→ **Collected data**
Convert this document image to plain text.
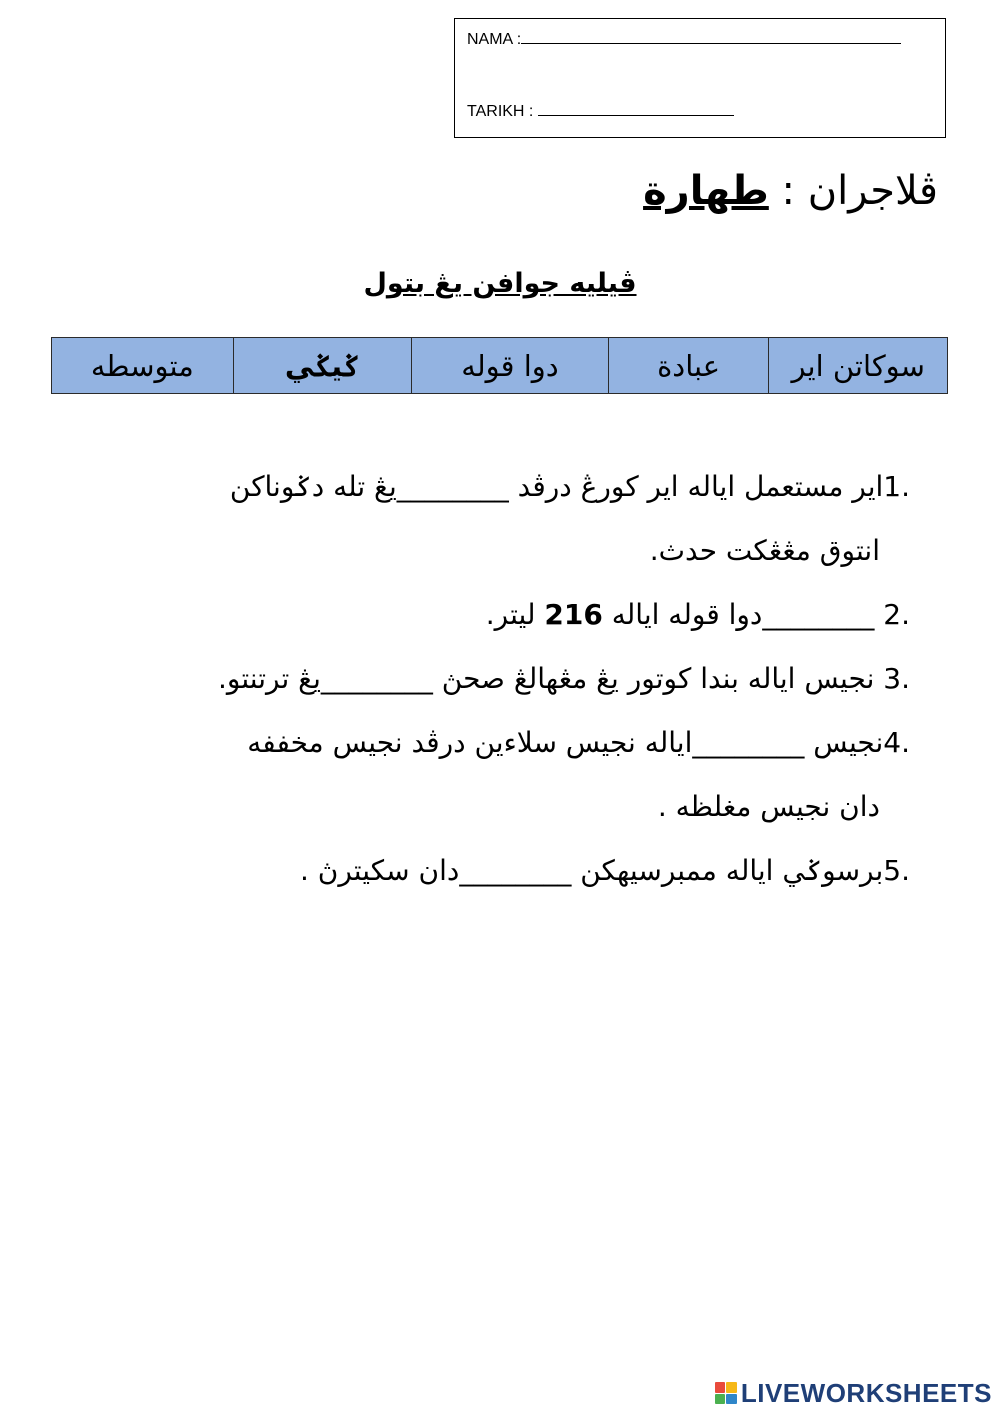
NAMA :
TARIKH :
ڤلاجران : طهارة
ڤيليه جوافن يڠ بتول
سوكاتن اير
عبادة
دوا قوله
ݢيݢي
متوسطه
1.اير مستعمل اياله اير كورڠ درڤد ________يڠ تله دݢوناكن
انتوق مڠڠكت حدث.
2. ________دوا قوله اياله 216 ليتر.
3. نجيس اياله بندا كوتور يڠ مڠهالڠ صحڽ ________يڠ ترتنتو.
4.نجيس ________اياله نجيس سلاءين درڤد نجيس مخففه
دان نجيس مغلظه .
5.برسوݢي اياله ممبرسيهكن ________دان سكيترڽ .
LIVEWORKSHEETS
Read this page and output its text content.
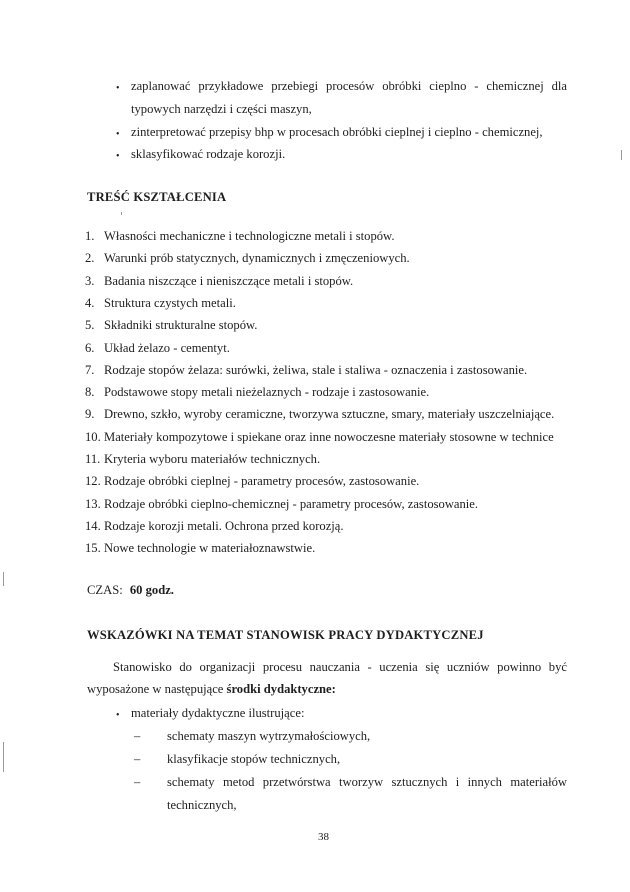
• zaplanować przykładowe przebiegi procesów obróbki cieplno - chemicznej dla
typowych narzędzi i części maszyn,
• zinterpretować przepisy bhp w procesach obróbki cieplnej i cieplno - chemicznej,
• sklasyfikować rodzaje korozji.
TREŚĆ KSZTAŁCENIA
1. Własności mechaniczne i technologiczne metali i stopów.
2. Warunki prób statycznych, dynamicznych i zmęczeniowych.
3. Badania niszczące i nieniszczące metali i stopów.
4. Struktura czystych metali.
5. Składniki strukturalne stopów.
6. Układ żelazo - cementyt.
7. Rodzaje stopów żelaza: surówki, żeliwa, stale i staliwa - oznaczenia i zastosowanie.
8. Podstawowe stopy metali nieżelaznych - rodzaje i zastosowanie.
9. Drewno, szkło, wyroby ceramiczne, tworzywa sztuczne, smary, materiały uszczelniające.
10. Materiały kompozytowe i spiekane oraz inne nowoczesne materiały stosowne w technice
11. Kryteria wyboru materiałów technicznych.
12. Rodzaje obróbki cieplnej - parametry procesów, zastosowanie.
13. Rodzaje obróbki cieplno-chemicznej - parametry procesów, zastosowanie.
14. Rodzaje korozji metali. Ochrona przed korozją.
15. Nowe technologie w materiałoznawstwie.
CZAS: 60 godz.
WSKAZÓWKI NA TEMAT STANOWISK PRACY DYDAKTYCZNEJ
Stanowisko do organizacji procesu nauczania - uczenia się uczniów powinno być
wyposażone w następujące środki dydaktyczne:
• materiały dydaktyczne ilustrujące:
– schematy maszyn wytrzymałościowych,
– klasyfikacje stopów technicznych,
– schematy metod przetwórstwa tworzyw sztucznych i innych materiałów
technicznych,
38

→ **EXERCISE GOAL**
Pick out the lines containing the string "procesów".

→ **COMPLETED EXERCISE**
• zaplanować przykładowe przebiegi procesów obróbki cieplno - chemicznej dla
12. Rodzaje obróbki cieplnej - parametry procesów, zastosowanie.
13. Rodzaje obróbki cieplno-chemicznej - parametry procesów, zastosowanie.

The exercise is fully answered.